[Saved entries]
★ ★ ★ ★

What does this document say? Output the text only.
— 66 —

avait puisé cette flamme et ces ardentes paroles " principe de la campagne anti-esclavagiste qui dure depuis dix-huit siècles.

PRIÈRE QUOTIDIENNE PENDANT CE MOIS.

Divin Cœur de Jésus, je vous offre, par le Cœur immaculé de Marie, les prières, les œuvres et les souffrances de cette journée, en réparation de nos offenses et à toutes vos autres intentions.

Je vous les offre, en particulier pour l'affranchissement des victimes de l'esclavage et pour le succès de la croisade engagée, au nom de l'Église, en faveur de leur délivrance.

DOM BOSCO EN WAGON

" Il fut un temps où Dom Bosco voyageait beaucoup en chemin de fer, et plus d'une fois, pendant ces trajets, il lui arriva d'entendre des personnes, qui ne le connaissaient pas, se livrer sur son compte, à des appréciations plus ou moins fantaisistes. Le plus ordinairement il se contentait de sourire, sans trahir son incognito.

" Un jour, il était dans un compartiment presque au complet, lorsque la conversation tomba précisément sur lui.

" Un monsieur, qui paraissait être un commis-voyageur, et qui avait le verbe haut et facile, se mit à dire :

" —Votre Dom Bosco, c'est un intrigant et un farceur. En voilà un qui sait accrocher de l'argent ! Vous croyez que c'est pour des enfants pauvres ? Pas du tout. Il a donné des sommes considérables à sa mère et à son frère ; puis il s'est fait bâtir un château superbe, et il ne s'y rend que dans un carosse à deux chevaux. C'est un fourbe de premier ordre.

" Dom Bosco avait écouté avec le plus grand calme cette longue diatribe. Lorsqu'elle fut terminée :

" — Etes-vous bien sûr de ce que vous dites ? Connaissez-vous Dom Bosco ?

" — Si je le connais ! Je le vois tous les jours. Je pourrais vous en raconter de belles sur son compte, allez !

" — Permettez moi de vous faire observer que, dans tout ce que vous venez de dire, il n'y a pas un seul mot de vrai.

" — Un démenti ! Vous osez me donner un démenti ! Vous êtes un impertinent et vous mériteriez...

★ ★ ★ ★

TASK STATEMENT: Identify and copy lines that hold the string "avait".

CORRECT RESPONSE:
avait puisé cette flamme et ces ardentes paroles " principe de la campagne anti-esclavagiste qui dure depuis dix-huit siècles.
" Un monsieur, qui paraissait être un commis-voyageur, et qui avait le verbe haut et facile, se mit à dire :
" Dom Bosco avait écouté avec le plus grand calme cette longue diatribe. Lorsqu'elle fut terminée :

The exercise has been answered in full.